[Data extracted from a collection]
_ _ _ _ _

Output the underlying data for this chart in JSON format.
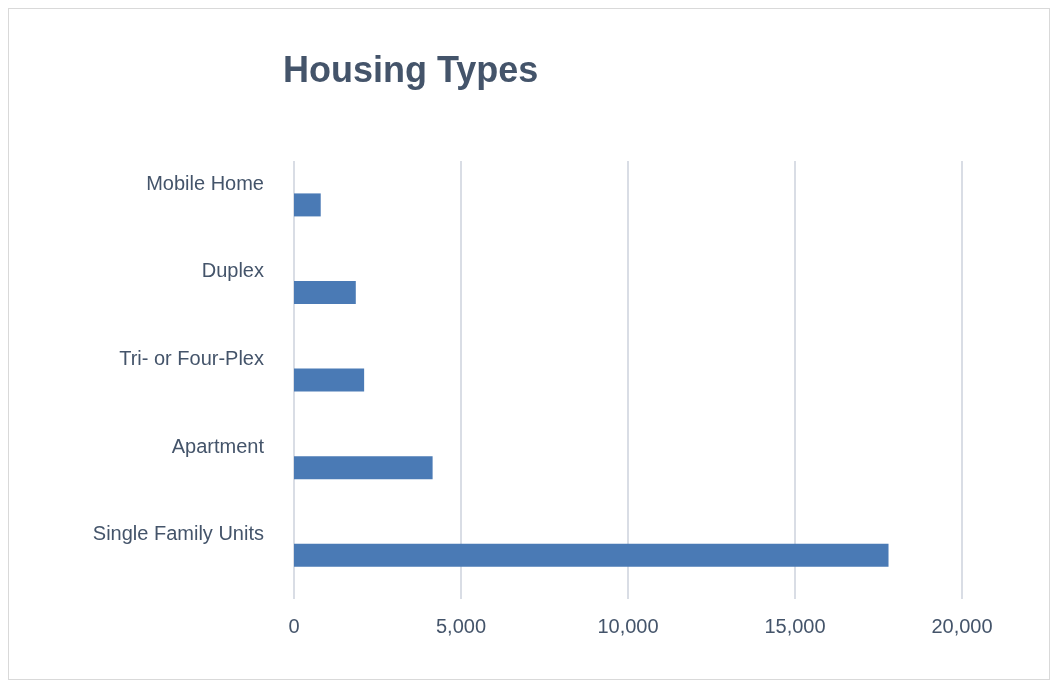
{
  "chart_data": {
    "type": "bar",
    "orientation": "horizontal",
    "title": "Housing Types",
    "categories": [
      "Mobile Home",
      "Duplex",
      "Tri- or Four-Plex",
      "Apartment",
      "Single Family Units"
    ],
    "values": [
      800,
      1850,
      2100,
      4150,
      17800
    ],
    "color": "#4a7ab5",
    "xlim": [
      0,
      20000
    ],
    "xticks": [
      0,
      {
        "value": 5000,
        "label": "5,000"
      },
      {
        "value": 10000,
        "label": "10,000"
      },
      {
        "value": 15000,
        "label": "15,000"
      },
      {
        "value": 20000,
        "label": "20,000"
      }
    ],
    "grid": "x"
  }
}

_ _ _ _ _

- [SET TASK] In the listing, find all lines with the string "label" and copy them.

- [SOLUTION FOR THIS TASK]
        "label": "5,000"
        "label": "10,000"
        "label": "15,000"
        "label": "20,000"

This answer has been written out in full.